Request — Reproduce every entry that follows word for word, but omit the images.

Data records:

=======

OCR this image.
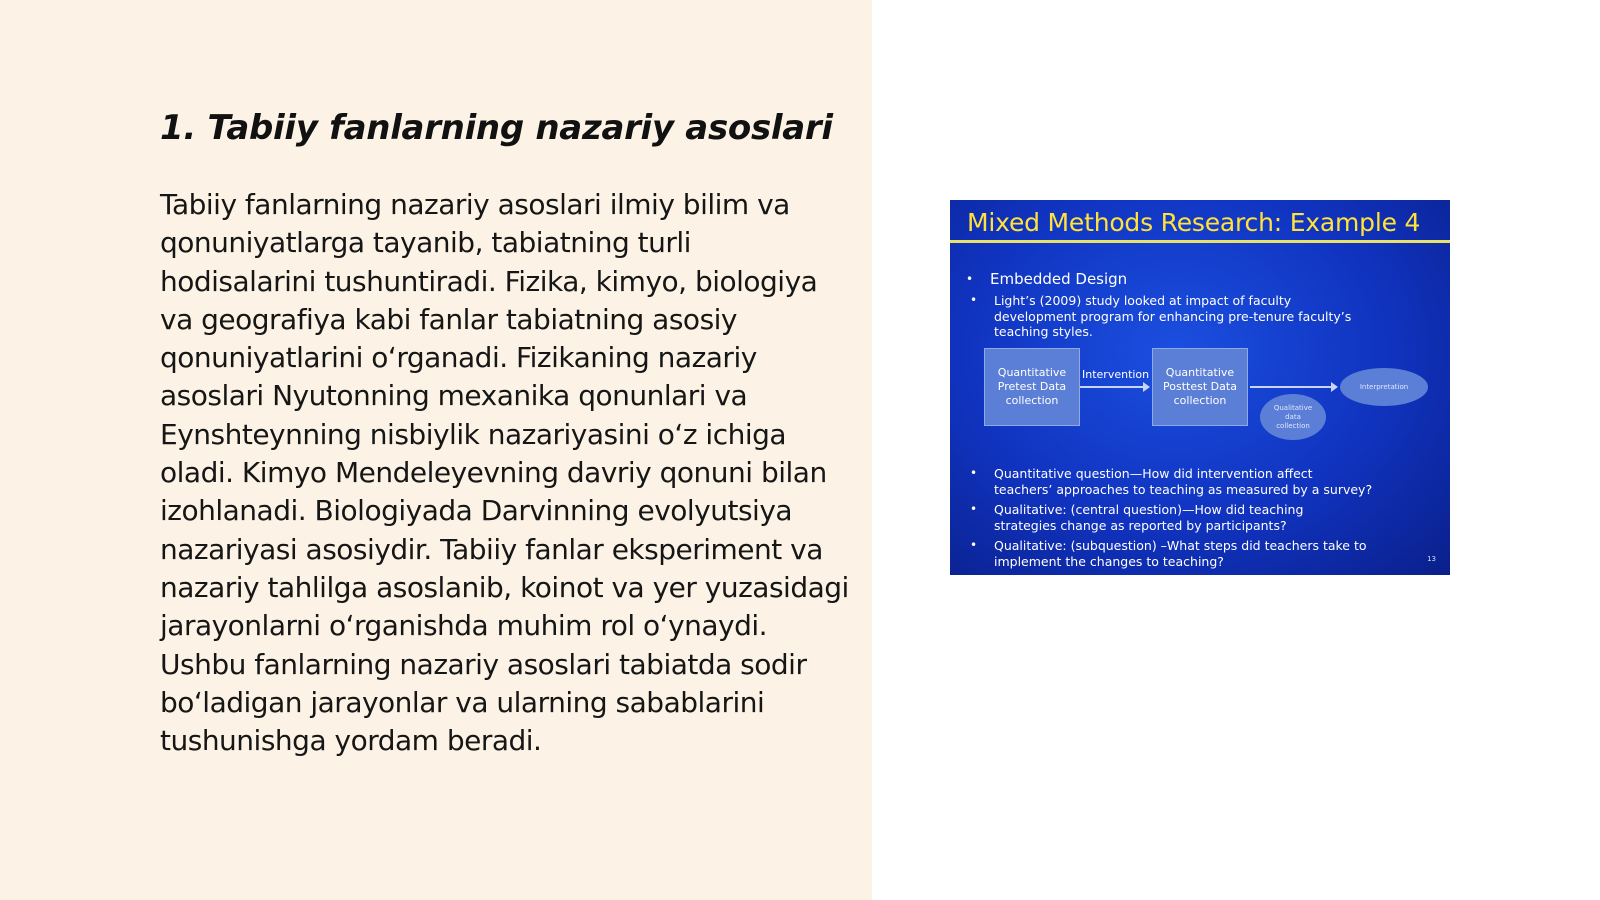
1. Tabiiy fanlarning nazariy asoslari

Tabiiy fanlarning nazariy asoslari ilmiy bilim va qonuniyatlarga tayanib, tabiatning turli hodisalarini tushuntiradi. Fizika, kimyo, biologiya va geografiya kabi fanlar tabiatning asosiy qonuniyatlarini oʻrganadi. Fizikaning nazariy asoslari Nyutonning mexanika qonunlari va Eynshteynning nisbiylik nazariyasini oʻz ichiga oladi. Kimyo Mendeleyevning davriy qonuni bilan izohlanadi. Biologiyada Darvinning evolyutsiya nazariyasi asosiydir. Tabiiy fanlar eksperiment va nazariy tahlilga asoslanib, koinot va yer yuzasidagi jarayonlarni oʻrganishda muhim rol oʻynaydi. Ushbu fanlarning nazariy asoslari tabiatda sodir boʻladigan jarayonlar va ularning sabablarini tushunishga yordam beradi.

Mixed Methods Research: Example 4
• Embedded Design
• Light’s (2009) study looked at impact of faculty
development program for enhancing pre-tenure faculty’s
teaching styles.
Quantitative
Pretest Data
collection
Intervention Quantitative
Posttest Data
collection
Qualitative
data
collection
Interpretation
• Quantitative question—How did intervention affect
teachers’ approaches to teaching as measured by a survey?
• Qualitative: (central question)—How did teaching
strategies change as reported by participants?
• Qualitative: (subquestion) –What steps did teachers take to
implement the changes to teaching?	13
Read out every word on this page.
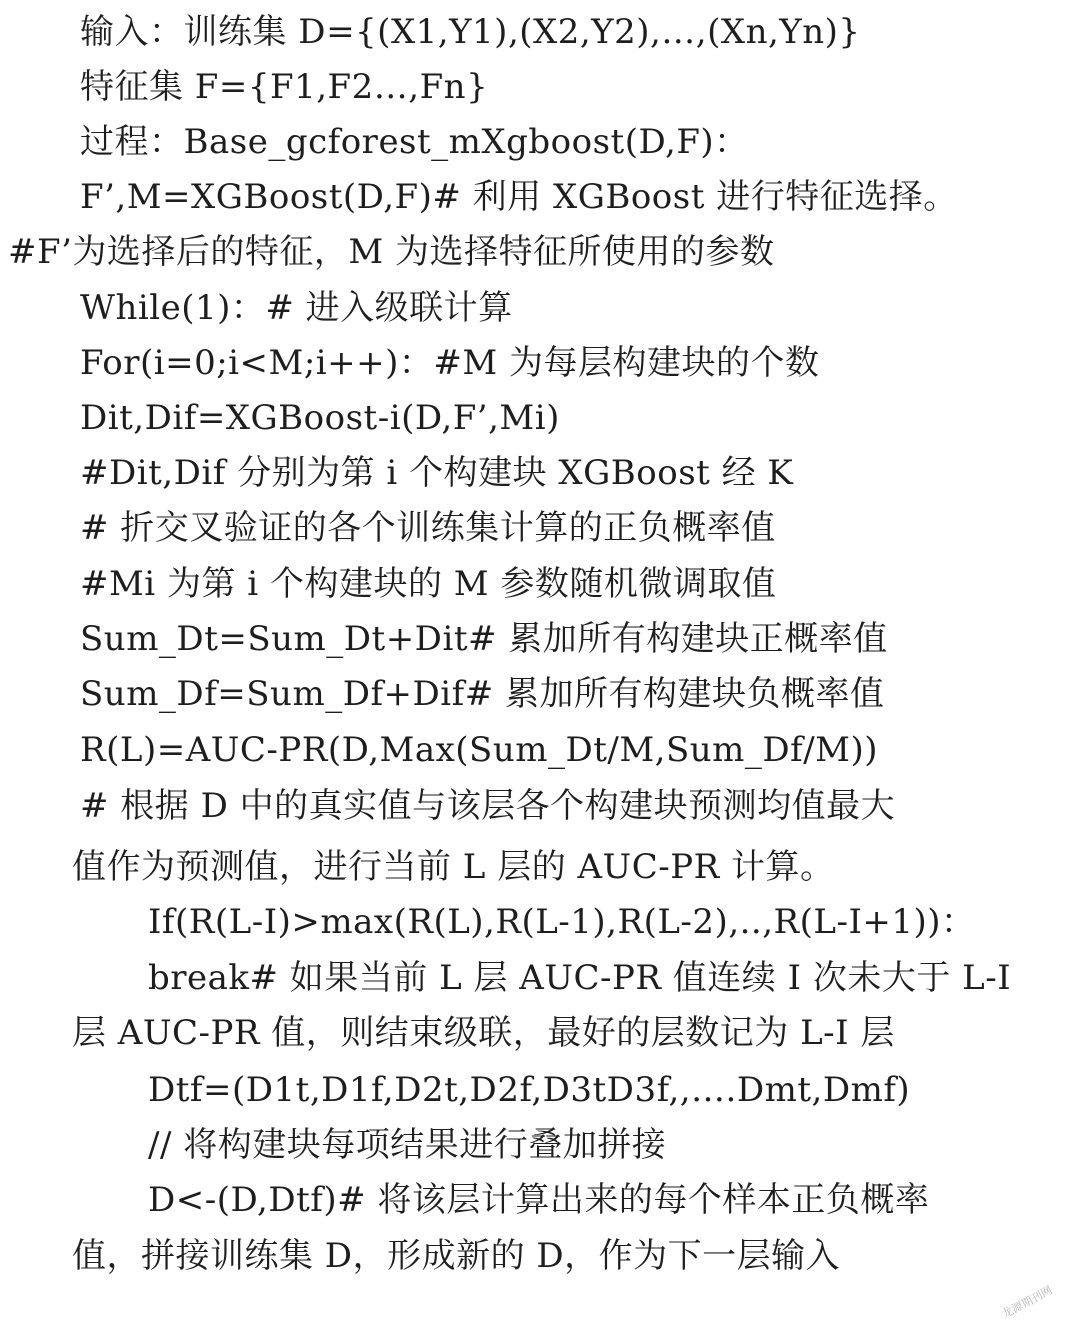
输入：训练集 D={(X1,Y1),(X2,Y2),…,(Xn,Yn)}
特征集 F={F1,F2…,Fn}
过程：Base_gcforest_mXgboost(D,F)：
F’,M=XGBoost(D,F)# 利用 XGBoost 进行特征选择。
#F’为选择后的特征，M 为选择特征所使用的参数
While(1)：# 进入级联计算
For(i=0;i<M;i++)：#M 为每层构建块的个数
Dit,Dif=XGBoost-i(D,F’,Mi)
#Dit,Dif 分别为第 i 个构建块 XGBoost 经 K
# 折交叉验证的各个训练集计算的正负概率值
#Mi 为第 i 个构建块的 M 参数随机微调取值
Sum_Dt=Sum_Dt+Dit# 累加所有构建块正概率值
Sum_Df=Sum_Df+Dif# 累加所有构建块负概率值
R(L)=AUC-PR(D,Max(Sum_Dt/M,Sum_Df/M))
# 根据 D 中的真实值与该层各个构建块预测均值最大
值作为预测值，进行当前 L 层的 AUC-PR 计算。
If(R(L-I)>max(R(L),R(L-1),R(L-2),..,R(L-I+1))：
break# 如果当前 L 层 AUC-PR 值连续 I 次未大于 L-I
层 AUC-PR 值，则结束级联，最好的层数记为 L-I 层
Dtf=(D1t,D1f,D2t,D2f,D3tD3f,,….Dmt,Dmf)
// 将构建块每项结果进行叠加拼接
D<-(D,Dtf)# 将该层计算出来的每个样本正负概率
值，拼接训练集 D，形成新的 D，作为下一层输入
龙源期刊网
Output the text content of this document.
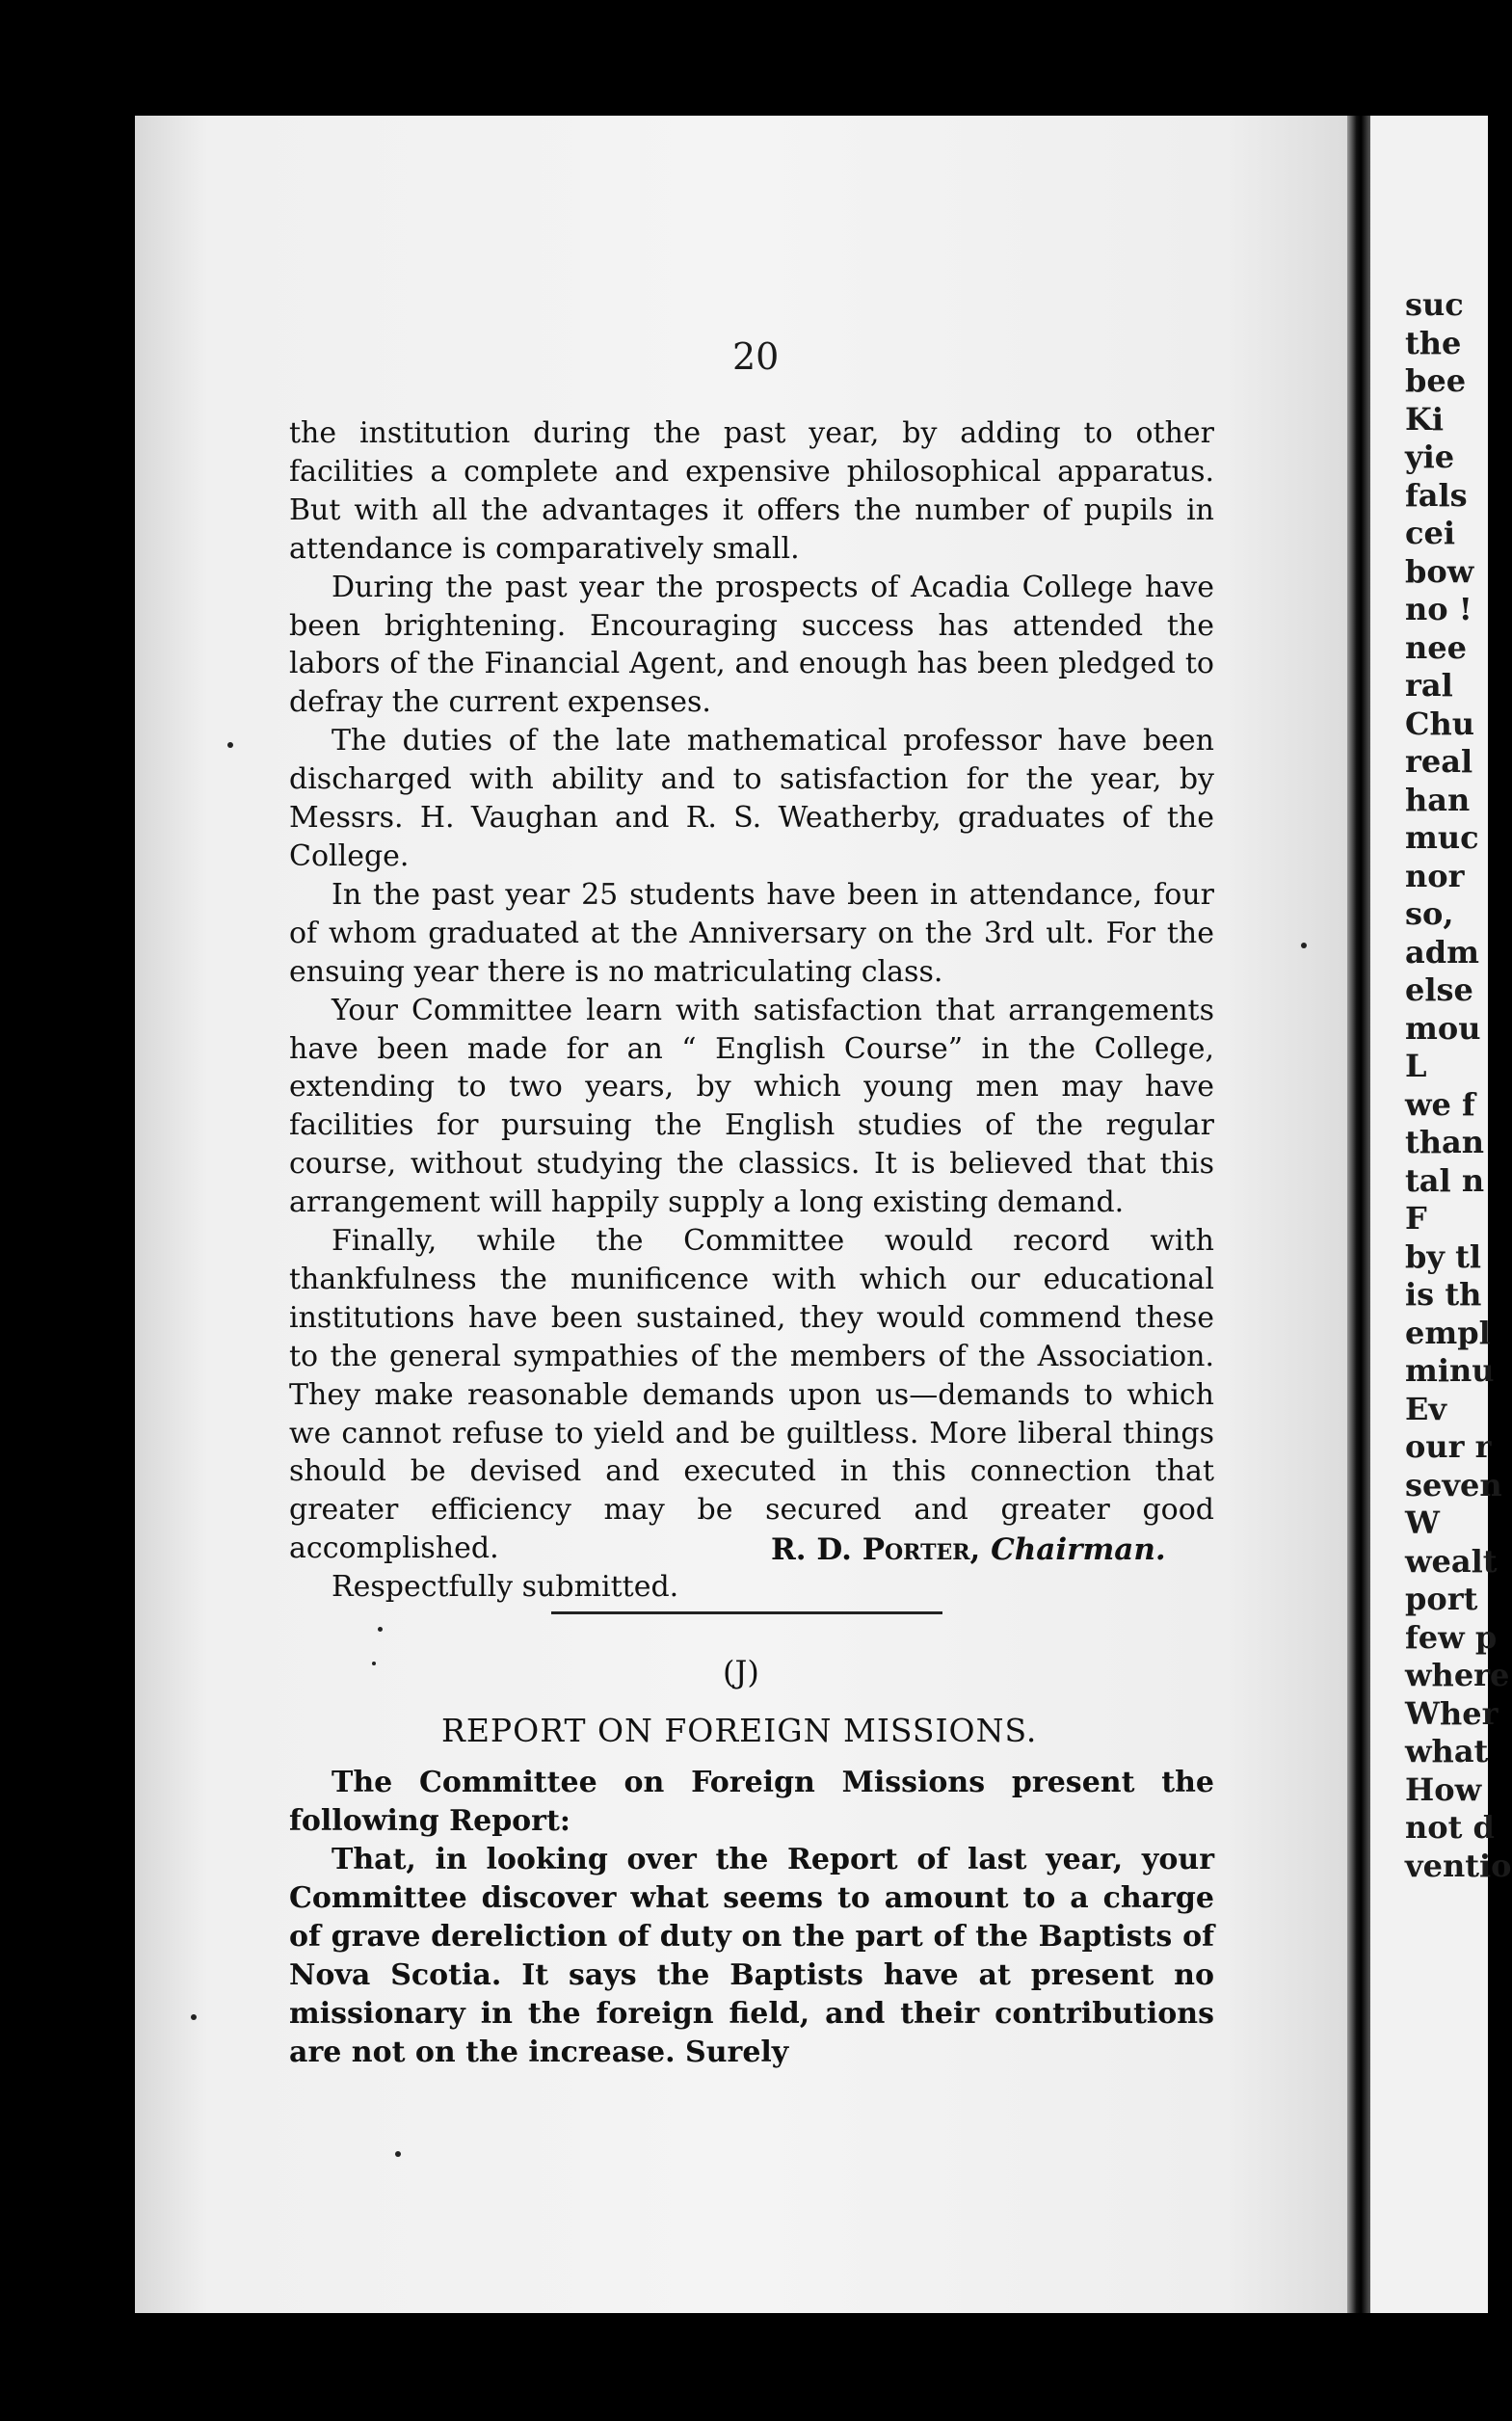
suc
the
bee
Ki
yie
fals
cei
bow
no !
nee
ral
Chu
real
han
muc
nor
so,
adm
else
mou
L
we f
than
tal n
F
by tl
is th
empl
minu
Ev
our r
seven
W
wealt
port
few p
where
Wher
what
How
not d
ventio
20

the institution during the past year, by adding to other facilities a complete and expensive philosophical apparatus. But with all the advantages it offers the number of pupils in attendance is comparatively small.

During the past year the prospects of Acadia College have been brightening. Encouraging success has attended the labors of the Financial Agent, and enough has been pledged to defray the current expenses.

The duties of the late mathematical professor have been discharged with ability and to satisfaction for the year, by Messrs. H. Vaughan and R. S. Weatherby, graduates of the College.

In the past year 25 students have been in attendance, four of whom graduated at the Anniversary on the 3rd ult. For the ensuing year there is no matriculating class.

Your Committee learn with satisfaction that arrangements have been made for an “ English Course” in the College, extending to two years, by which young men may have facilities for pursuing the English studies of the regular course, without studying the classics. It is believed that this arrangement will happily supply a long existing demand.

Finally, while the Committee would record with thankfulness the munificence with which our educational institutions have been sustained, they would commend these to the general sympathies of the members of the Association. They make reasonable demands upon us—demands to which we cannot refuse to yield and be guiltless. More liberal things should be devised and executed in this connection that greater efficiency may be secured and greater good accomplished.

Respectfully submitted.

R. D. Porter, Chairman.
(J)
REPORT ON FOREIGN MISSIONS.

The Committee on Foreign Missions present the following Report:

That, in looking over the Report of last year, your Committee discover what seems to amount to a charge of grave dereliction of duty on the part of the Baptists of Nova Scotia. It says the Baptists have at present no missionary in the foreign field, and their contributions are not on the increase. Surely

=======

Expected answer —
OCR this image.
1. Tabiiy fanlarning nazariy asoslari

Tabiiy fanlarning nazariy asoslari ilmiy bilim va qonuniyatlarga tayanib, tabiatning turli hodisalarini tushuntiradi. Fizika, kimyo, biologiya va geografiya kabi fanlar tabiatning asosiy qonuniyatlarini oʻrganadi. Fizikaning nazariy asoslari Nyutonning mexanika qonunlari va Eynshteynning nisbiylik nazariyasini oʻz ichiga oladi. Kimyo Mendeleyevning davriy qonuni bilan izohlanadi. Biologiyada Darvinning evolyutsiya nazariyasi asosiydir. Tabiiy fanlar eksperiment va nazariy tahlilga asoslanib, koinot va yer yuzasidagi jarayonlarni oʻrganishda muhim rol oʻynaydi. Ushbu fanlarning nazariy asoslari tabiatda sodir boʻladigan jarayonlar va ularning sabablarini tushunishga yordam beradi.

Mixed Methods Research: Example 4
• Embedded Design
• Light’s (2009) study looked at impact of faculty
development program for enhancing pre-tenure faculty’s
teaching styles.
Quantitative
Pretest Data
collection
Intervention Quantitative
Posttest Data
collection
Qualitative
data
collection
Interpretation
• Quantitative question—How did intervention affect
teachers’ approaches to teaching as measured by a survey?
• Qualitative: (central question)—How did teaching
strategies change as reported by participants?
• Qualitative: (subquestion) –What steps did teachers take to
implement the changes to teaching?	13
Read out every word on this page.
输入：训练集 D={(X1,Y1),(X2,Y2),…,(Xn,Yn)}
特征集 F={F1,F2…,Fn}
过程：Base_gcforest_mXgboost(D,F)：
F’,M=XGBoost(D,F)# 利用 XGBoost 进行特征选择。
#F’为选择后的特征，M 为选择特征所使用的参数
While(1)：# 进入级联计算
For(i=0;i<M;i++)：#M 为每层构建块的个数
Dit,Dif=XGBoost-i(D,F’,Mi)
#Dit,Dif 分别为第 i 个构建块 XGBoost 经 K
# 折交叉验证的各个训练集计算的正负概率值
#Mi 为第 i 个构建块的 M 参数随机微调取值
Sum_Dt=Sum_Dt+Dit# 累加所有构建块正概率值
Sum_Df=Sum_Df+Dif# 累加所有构建块负概率值
R(L)=AUC-PR(D,Max(Sum_Dt/M,Sum_Df/M))
# 根据 D 中的真实值与该层各个构建块预测均值最大
值作为预测值，进行当前 L 层的 AUC-PR 计算。
If(R(L-I)>max(R(L),R(L-1),R(L-2),..,R(L-I+1))：
break# 如果当前 L 层 AUC-PR 值连续 I 次未大于 L-I
层 AUC-PR 值，则结束级联，最好的层数记为 L-I 层
Dtf=(D1t,D1f,D2t,D2f,D3tD3f,,….Dmt,Dmf)
// 将构建块每项结果进行叠加拼接
D<-(D,Dtf)# 将该层计算出来的每个样本正负概率
值，拼接训练集 D，形成新的 D，作为下一层输入
龙源期刊网
Output the text content of this document.
suc
the
bee
Ki
yie
fals
cei
bow
no !
nee
ral
Chu
real
han
muc
nor
so,
adm
else
mou
L
we f
than
tal n
F
by tl
is th
empl
minu
Ev
our r
seven
W
wealt
port
few p
where
Wher
what
How
not d
ventio
20

the institution during the past year, by adding to other facilities a complete and expensive philosophical apparatus. But with all the advantages it offers the number of pupils in attendance is comparatively small.

During the past year the prospects of Acadia College have been brightening. Encouraging success has attended the labors of the Financial Agent, and enough has been pledged to defray the current expenses.

The duties of the late mathematical professor have been discharged with ability and to satisfaction for the year, by Messrs. H. Vaughan and R. S. Weatherby, graduates of the College.

In the past year 25 students have been in attendance, four of whom graduated at the Anniversary on the 3rd ult. For the ensuing year there is no matriculating class.

Your Committee learn with satisfaction that arrangements have been made for an “ English Course” in the College, extending to two years, by which young men may have facilities for pursuing the English studies of the regular course, without studying the classics. It is believed that this arrangement will happily supply a long existing demand.

Finally, while the Committee would record with thankfulness the munificence with which our educational institutions have been sustained, they would commend these to the general sympathies of the members of the Association. They make reasonable demands upon us—demands to which we cannot refuse to yield and be guiltless. More liberal things should be devised and executed in this connection that greater efficiency may be secured and greater good accomplished.

Respectfully submitted.

R. D. Porter, Chairman.
(J)
REPORT ON FOREIGN MISSIONS.

The Committee on Foreign Missions present the following Report:

That, in looking over the Report of last year, your Committee discover what seems to amount to a charge of grave dereliction of duty on the part of the Baptists of Nova Scotia. It says the Baptists have at present no missionary in the foreign field, and their contributions are not on the increase. Surely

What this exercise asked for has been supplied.